***** Excerpted records
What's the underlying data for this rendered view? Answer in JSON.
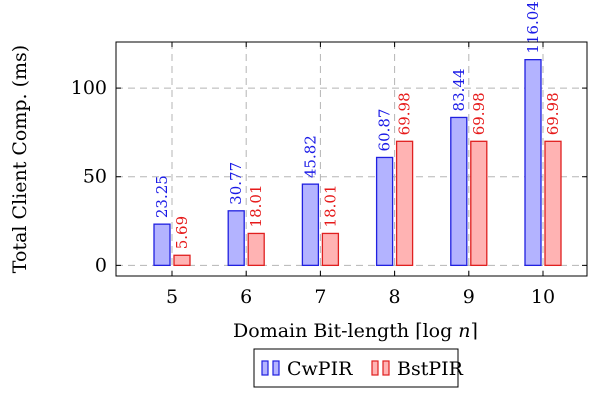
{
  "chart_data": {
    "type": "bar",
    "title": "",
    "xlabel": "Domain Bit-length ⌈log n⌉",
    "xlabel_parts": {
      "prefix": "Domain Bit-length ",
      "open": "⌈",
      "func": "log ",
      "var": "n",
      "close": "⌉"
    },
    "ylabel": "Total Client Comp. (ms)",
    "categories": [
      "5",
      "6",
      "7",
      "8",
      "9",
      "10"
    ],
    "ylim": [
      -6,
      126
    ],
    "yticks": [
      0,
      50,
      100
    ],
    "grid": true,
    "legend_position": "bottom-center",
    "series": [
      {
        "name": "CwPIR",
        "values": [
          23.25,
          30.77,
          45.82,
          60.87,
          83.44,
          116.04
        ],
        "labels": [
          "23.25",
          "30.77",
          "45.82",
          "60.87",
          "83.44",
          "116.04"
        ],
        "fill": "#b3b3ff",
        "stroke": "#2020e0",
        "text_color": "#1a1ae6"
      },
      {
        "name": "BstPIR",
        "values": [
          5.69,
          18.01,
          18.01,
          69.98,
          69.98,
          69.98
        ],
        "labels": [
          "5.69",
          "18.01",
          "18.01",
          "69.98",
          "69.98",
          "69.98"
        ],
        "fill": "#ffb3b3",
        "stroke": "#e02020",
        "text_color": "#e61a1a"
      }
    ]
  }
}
**********
**Goal**
Reproduce all of the entries word for word, skipping any pictures they hold.

**Reply to the exercise**
What's the underlying data for this rendered view? Answer in JSON.
{
  "chart_data": {
    "type": "bar",
    "title": "",
    "xlabel": "Domain Bit-length ⌈log n⌉",
    "xlabel_parts": {
      "prefix": "Domain Bit-length ",
      "open": "⌈",
      "func": "log ",
      "var": "n",
      "close": "⌉"
    },
    "ylabel": "Total Client Comp. (ms)",
    "categories": [
      "5",
      "6",
      "7",
      "8",
      "9",
      "10"
    ],
    "ylim": [
      -6,
      126
    ],
    "yticks": [
      0,
      50,
      100
    ],
    "grid": true,
    "legend_position": "bottom-center",
    "series": [
      {
        "name": "CwPIR",
        "values": [
          23.25,
          30.77,
          45.82,
          60.87,
          83.44,
          116.04
        ],
        "labels": [
          "23.25",
          "30.77",
          "45.82",
          "60.87",
          "83.44",
          "116.04"
        ],
        "fill": "#b3b3ff",
        "stroke": "#2020e0",
        "text_color": "#1a1ae6"
      },
      {
        "name": "BstPIR",
        "values": [
          5.69,
          18.01,
          18.01,
          69.98,
          69.98,
          69.98
        ],
        "labels": [
          "5.69",
          "18.01",
          "18.01",
          "69.98",
          "69.98",
          "69.98"
        ],
        "fill": "#ffb3b3",
        "stroke": "#e02020",
        "text_color": "#e61a1a"
      }
    ]
  }
}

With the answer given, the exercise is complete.